[START Data supplied]

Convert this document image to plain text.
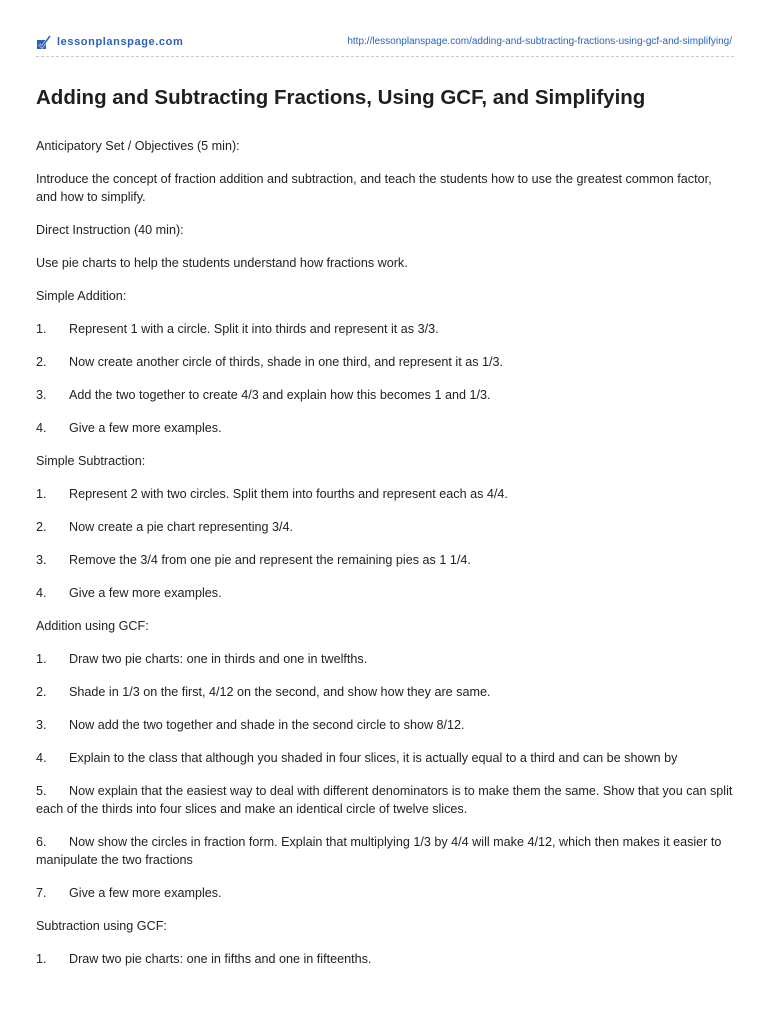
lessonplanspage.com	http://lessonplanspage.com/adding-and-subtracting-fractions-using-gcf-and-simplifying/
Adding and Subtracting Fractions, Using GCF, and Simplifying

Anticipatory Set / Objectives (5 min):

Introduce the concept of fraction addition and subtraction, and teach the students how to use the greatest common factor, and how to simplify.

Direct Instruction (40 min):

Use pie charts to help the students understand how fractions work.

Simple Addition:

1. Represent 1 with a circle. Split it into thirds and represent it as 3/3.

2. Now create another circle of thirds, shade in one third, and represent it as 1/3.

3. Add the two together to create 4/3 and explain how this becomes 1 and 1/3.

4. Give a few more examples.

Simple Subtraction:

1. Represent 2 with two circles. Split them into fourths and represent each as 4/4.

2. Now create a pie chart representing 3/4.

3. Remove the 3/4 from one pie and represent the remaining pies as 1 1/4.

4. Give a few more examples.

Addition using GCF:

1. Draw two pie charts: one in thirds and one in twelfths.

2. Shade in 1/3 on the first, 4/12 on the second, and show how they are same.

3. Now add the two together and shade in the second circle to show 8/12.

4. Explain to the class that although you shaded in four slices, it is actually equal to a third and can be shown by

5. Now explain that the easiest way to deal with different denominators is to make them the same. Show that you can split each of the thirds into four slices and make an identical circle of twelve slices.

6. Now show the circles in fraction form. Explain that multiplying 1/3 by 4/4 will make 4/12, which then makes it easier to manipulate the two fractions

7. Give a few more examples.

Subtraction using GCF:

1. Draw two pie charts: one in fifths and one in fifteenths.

[END Data supplied]

## What is expected:
Pick out every line holding the string "slices" and return it.

## The reply:
4. Explain to the class that although you shaded in four slices, it is actually equal to a third and can be shown by
5. Now explain that the easiest way to deal with different denominators is to make them the same. Show that you can split each of the thirds into four slices and make an identical circle of twelve slices.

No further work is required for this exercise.